• [BRIEF]: Among the entries below, find the lines with "name" and copy them.

• [MATERIAL FOR THIS TASK]:
********

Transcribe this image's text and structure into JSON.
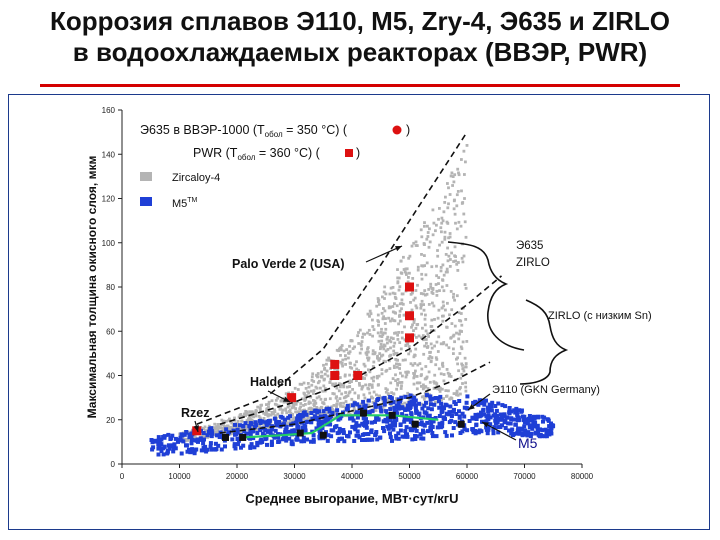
{
  "slide": {
    "title_line1": "Коррозия сплавов Э110, М5, Zry-4, Э635 и ZIRLO",
    "title_line2": "в водоохлаждаемых реакторах (ВВЭР, PWR)"
  },
  "colors": {
    "zircaloy": "#b4b4b4",
    "m5": "#1f3fd6",
    "red": "#dd1111",
    "e110_line": "#22cc66",
    "title_rule": "#d40000"
  },
  "chart_data": {
    "type": "scatter",
    "xlabel": "Среднее выгорание, МВт·сут/кгU",
    "ylabel": "Максимальная толщина окисного слоя, мкм",
    "xlim": [
      0,
      80000
    ],
    "ylim": [
      0,
      160
    ],
    "xticks": [
      0,
      10000,
      20000,
      30000,
      40000,
      50000,
      60000,
      70000,
      80000
    ],
    "xtick_labels": [
      "0",
      "10000",
      "20000",
      "30000",
      "40000",
      "50000",
      "60000",
      "70000",
      "80000"
    ],
    "yticks": [
      0,
      20,
      40,
      60,
      80,
      100,
      120,
      140,
      160
    ],
    "ytick_labels": [
      "0",
      "20",
      "40",
      "60",
      "80",
      "100",
      "120",
      "140",
      "160"
    ],
    "grid": false,
    "legend": {
      "placement": "top-left",
      "entries": [
        {
          "text": "Э635 в ВВЭР-1000 (T",
          "sub": "обол",
          "text2": " = 350 °C) (",
          "marker": "red-circle",
          "text3": ")"
        },
        {
          "text": "PWR (T",
          "sub": "обол",
          "text2": " = 360 °C) (",
          "marker": "red-square",
          "text3": ")"
        },
        {
          "text": "Zircaloy-4",
          "marker": "grey-square"
        },
        {
          "text": "M5",
          "sup": "TM",
          "marker": "blue-square"
        }
      ]
    },
    "series": [
      {
        "name": "Zircaloy-4",
        "marker": "dots",
        "color": "#b4b4b4",
        "envelope": {
          "x": [
            10000,
            20000,
            30000,
            40000,
            45000,
            50000,
            55000,
            58000,
            60000
          ],
          "y_low": [
            10,
            14,
            18,
            22,
            24,
            26,
            28,
            30,
            32
          ],
          "y_high": [
            14,
            22,
            34,
            58,
            78,
            100,
            120,
            135,
            145
          ]
        }
      },
      {
        "name": "M5TM",
        "marker": "square",
        "color": "#1f3fd6",
        "envelope": {
          "x": [
            5000,
            15000,
            25000,
            35000,
            45000,
            55000,
            62000,
            75000
          ],
          "y_low": [
            4,
            5,
            8,
            10,
            10,
            12,
            14,
            12
          ],
          "y_high": [
            12,
            16,
            20,
            25,
            30,
            32,
            30,
            20
          ]
        }
      },
      {
        "name": "PWR (red squares)",
        "marker": "square",
        "color": "#dd1111",
        "x": [
          13000,
          29500,
          37000,
          37000,
          41000,
          50000,
          50000,
          50000
        ],
        "y": [
          15,
          30,
          40,
          45,
          40,
          80,
          67,
          57
        ]
      },
      {
        "name": "Э110 line",
        "marker": "line",
        "color": "#22cc66",
        "x": [
          21000,
          28000,
          33000,
          38000,
          47000,
          55000
        ],
        "y": [
          12,
          13,
          14,
          22,
          22,
          20
        ]
      },
      {
        "name": "Э110 black markers",
        "marker": "square",
        "color": "#111111",
        "x": [
          18000,
          21000,
          31000,
          35000,
          42000,
          47000,
          51000,
          59000
        ],
        "y": [
          12,
          12,
          14,
          13,
          23,
          22,
          18,
          18
        ]
      }
    ],
    "envelope_curves": [
      {
        "name": "upper",
        "x": [
          13000,
          25000,
          35000,
          45000,
          55000,
          60000
        ],
        "y": [
          18,
          30,
          52,
          90,
          130,
          150
        ]
      },
      {
        "name": "middle",
        "x": [
          17000,
          30000,
          40000,
          50000,
          60000,
          66000
        ],
        "y": [
          18,
          28,
          38,
          52,
          72,
          85
        ]
      },
      {
        "name": "lower",
        "x": [
          17000,
          30000,
          40000,
          50000,
          58000,
          64000
        ],
        "y": [
          14,
          18,
          24,
          30,
          38,
          46
        ]
      }
    ],
    "annotations": [
      {
        "text": "Palo Verde 2 (USA)"
      },
      {
        "text": "Э635"
      },
      {
        "text": "ZIRLO"
      },
      {
        "text": "ZIRLO (с низким Sn)"
      },
      {
        "text": "Halden"
      },
      {
        "text": "Э110 (GKN Germany)"
      },
      {
        "text": "Rzez"
      },
      {
        "text": "M5"
      }
    ]
  }
}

********

• [WRITTEN RESPONSE]:
        "name": "Zircaloy-4",
        "name": "M5TM",
        "name": "PWR (red squares)",
        "name": "Э110 line",
        "name": "Э110 black markers",
        "name": "upper",
        "name": "middle",
        "name": "lower",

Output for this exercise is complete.